─── MATERIALS PROVIDED ───

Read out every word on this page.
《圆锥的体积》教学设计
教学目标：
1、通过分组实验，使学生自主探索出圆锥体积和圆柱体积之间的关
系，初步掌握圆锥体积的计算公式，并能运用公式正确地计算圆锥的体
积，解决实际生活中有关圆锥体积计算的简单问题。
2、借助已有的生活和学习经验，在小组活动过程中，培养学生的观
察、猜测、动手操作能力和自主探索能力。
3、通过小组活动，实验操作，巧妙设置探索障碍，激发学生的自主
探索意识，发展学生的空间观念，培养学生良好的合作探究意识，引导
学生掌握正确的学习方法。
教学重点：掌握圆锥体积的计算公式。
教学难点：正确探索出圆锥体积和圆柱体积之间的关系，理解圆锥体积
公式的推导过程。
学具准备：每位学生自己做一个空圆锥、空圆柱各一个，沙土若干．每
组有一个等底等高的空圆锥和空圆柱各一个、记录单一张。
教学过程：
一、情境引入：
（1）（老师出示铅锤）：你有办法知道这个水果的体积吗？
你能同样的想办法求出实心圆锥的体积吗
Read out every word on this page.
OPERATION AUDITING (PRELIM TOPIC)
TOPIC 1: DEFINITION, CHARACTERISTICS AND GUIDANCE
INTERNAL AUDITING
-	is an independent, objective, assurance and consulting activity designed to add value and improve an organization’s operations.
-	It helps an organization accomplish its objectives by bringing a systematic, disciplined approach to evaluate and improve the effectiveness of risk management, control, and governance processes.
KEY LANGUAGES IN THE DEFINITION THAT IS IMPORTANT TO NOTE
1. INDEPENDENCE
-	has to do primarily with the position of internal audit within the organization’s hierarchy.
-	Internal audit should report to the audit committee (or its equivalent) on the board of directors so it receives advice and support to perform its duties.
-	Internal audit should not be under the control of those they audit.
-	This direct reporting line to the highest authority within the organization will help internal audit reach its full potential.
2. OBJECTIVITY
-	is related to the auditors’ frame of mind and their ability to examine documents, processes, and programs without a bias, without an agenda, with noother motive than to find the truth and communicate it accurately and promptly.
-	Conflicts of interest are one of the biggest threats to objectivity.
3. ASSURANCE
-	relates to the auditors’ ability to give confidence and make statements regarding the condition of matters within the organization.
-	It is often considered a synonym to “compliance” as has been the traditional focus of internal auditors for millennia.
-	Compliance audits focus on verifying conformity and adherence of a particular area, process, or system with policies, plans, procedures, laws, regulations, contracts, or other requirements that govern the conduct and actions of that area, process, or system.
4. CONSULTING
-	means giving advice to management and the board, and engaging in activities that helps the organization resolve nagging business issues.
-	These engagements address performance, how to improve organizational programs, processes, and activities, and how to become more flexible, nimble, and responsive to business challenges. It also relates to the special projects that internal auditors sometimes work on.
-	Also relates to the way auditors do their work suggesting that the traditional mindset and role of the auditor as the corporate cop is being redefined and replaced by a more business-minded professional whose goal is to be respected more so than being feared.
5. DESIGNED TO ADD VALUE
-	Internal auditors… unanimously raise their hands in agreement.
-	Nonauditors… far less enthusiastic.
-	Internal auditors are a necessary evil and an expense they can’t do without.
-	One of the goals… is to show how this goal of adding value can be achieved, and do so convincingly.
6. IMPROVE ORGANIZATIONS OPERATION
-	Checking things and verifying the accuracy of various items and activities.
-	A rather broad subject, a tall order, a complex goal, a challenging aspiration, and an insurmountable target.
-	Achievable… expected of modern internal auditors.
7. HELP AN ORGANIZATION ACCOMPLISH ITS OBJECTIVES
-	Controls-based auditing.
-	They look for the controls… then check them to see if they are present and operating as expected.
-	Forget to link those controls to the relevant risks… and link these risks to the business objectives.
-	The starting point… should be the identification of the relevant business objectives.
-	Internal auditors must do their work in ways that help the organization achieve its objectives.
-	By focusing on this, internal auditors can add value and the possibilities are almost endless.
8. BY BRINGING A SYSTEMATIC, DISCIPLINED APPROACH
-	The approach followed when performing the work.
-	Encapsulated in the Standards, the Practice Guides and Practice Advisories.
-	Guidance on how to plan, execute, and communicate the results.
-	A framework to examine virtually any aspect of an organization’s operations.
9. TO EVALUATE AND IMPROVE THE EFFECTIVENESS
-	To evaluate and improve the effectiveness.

───

## SHORT PROBLEM:
The records above should all be quoted exactly, please.

## REPLY TO THE EXERCISE:
Read out every word on this page.
《圆锥的体积》教学设计
教学目标：
1、通过分组实验，使学生自主探索出圆锥体积和圆柱体积之间的关
系，初步掌握圆锥体积的计算公式，并能运用公式正确地计算圆锥的体
积，解决实际生活中有关圆锥体积计算的简单问题。
2、借助已有的生活和学习经验，在小组活动过程中，培养学生的观
察、猜测、动手操作能力和自主探索能力。
3、通过小组活动，实验操作，巧妙设置探索障碍，激发学生的自主
探索意识，发展学生的空间观念，培养学生良好的合作探究意识，引导
学生掌握正确的学习方法。
教学重点：掌握圆锥体积的计算公式。
教学难点：正确探索出圆锥体积和圆柱体积之间的关系，理解圆锥体积
公式的推导过程。
学具准备：每位学生自己做一个空圆锥、空圆柱各一个，沙土若干．每
组有一个等底等高的空圆锥和空圆柱各一个、记录单一张。
教学过程：
一、情境引入：
（1）（老师出示铅锤）：你有办法知道这个水果的体积吗？
你能同样的想办法求出实心圆锥的体积吗
Read out every word on this page.
OPERATION AUDITING (PRELIM TOPIC)
TOPIC 1: DEFINITION, CHARACTERISTICS AND GUIDANCE
INTERNAL AUDITING
-	is an independent, objective, assurance and consulting activity designed to add value and improve an organization’s operations.
-	It helps an organization accomplish its objectives by bringing a systematic, disciplined approach to evaluate and improve the effectiveness of risk management, control, and governance processes.
KEY LANGUAGES IN THE DEFINITION THAT IS IMPORTANT TO NOTE
1. INDEPENDENCE
-	has to do primarily with the position of internal audit within the organization’s hierarchy.
-	Internal audit should report to the audit committee (or its equivalent) on the board of directors so it receives advice and support to perform its duties.
-	Internal audit should not be under the control of those they audit.
-	This direct reporting line to the highest authority within the organization will help internal audit reach its full potential.
2. OBJECTIVITY
-	is related to the auditors’ frame of mind and their ability to examine documents, processes, and programs without a bias, without an agenda, with noother motive than to find the truth and communicate it accurately and promptly.
-	Conflicts of interest are one of the biggest threats to objectivity.
3. ASSURANCE
-	relates to the auditors’ ability to give confidence and make statements regarding the condition of matters within the organization.
-	It is often considered a synonym to “compliance” as has been the traditional focus of internal auditors for millennia.
-	Compliance audits focus on verifying conformity and adherence of a particular area, process, or system with policies, plans, procedures, laws, regulations, contracts, or other requirements that govern the conduct and actions of that area, process, or system.
4. CONSULTING
-	means giving advice to management and the board, and engaging in activities that helps the organization resolve nagging business issues.
-	These engagements address performance, how to improve organizational programs, processes, and activities, and how to become more flexible, nimble, and responsive to business challenges. It also relates to the special projects that internal auditors sometimes work on.
-	Also relates to the way auditors do their work suggesting that the traditional mindset and role of the auditor as the corporate cop is being redefined and replaced by a more business-minded professional whose goal is to be respected more so than being feared.
5. DESIGNED TO ADD VALUE
-	Internal auditors… unanimously raise their hands in agreement.
-	Nonauditors… far less enthusiastic.
-	Internal auditors are a necessary evil and an expense they can’t do without.
-	One of the goals… is to show how this goal of adding value can be achieved, and do so convincingly.
6. IMPROVE ORGANIZATIONS OPERATION
-	Checking things and verifying the accuracy of various items and activities.
-	A rather broad subject, a tall order, a complex goal, a challenging aspiration, and an insurmountable target.
-	Achievable… expected of modern internal auditors.
7. HELP AN ORGANIZATION ACCOMPLISH ITS OBJECTIVES
-	Controls-based auditing.
-	They look for the controls… then check them to see if they are present and operating as expected.
-	Forget to link those controls to the relevant risks… and link these risks to the business objectives.
-	The starting point… should be the identification of the relevant business objectives.
-	Internal auditors must do their work in ways that help the organization achieve its objectives.
-	By focusing on this, internal auditors can add value and the possibilities are almost endless.
8. BY BRINGING A SYSTEMATIC, DISCIPLINED APPROACH
-	The approach followed when performing the work.
-	Encapsulated in the Standards, the Practice Guides and Practice Advisories.
-	Guidance on how to plan, execute, and communicate the results.
-	A framework to examine virtually any aspect of an organization’s operations.
9. TO EVALUATE AND IMPROVE THE EFFECTIVENESS
-	To evaluate and improve the effectiveness.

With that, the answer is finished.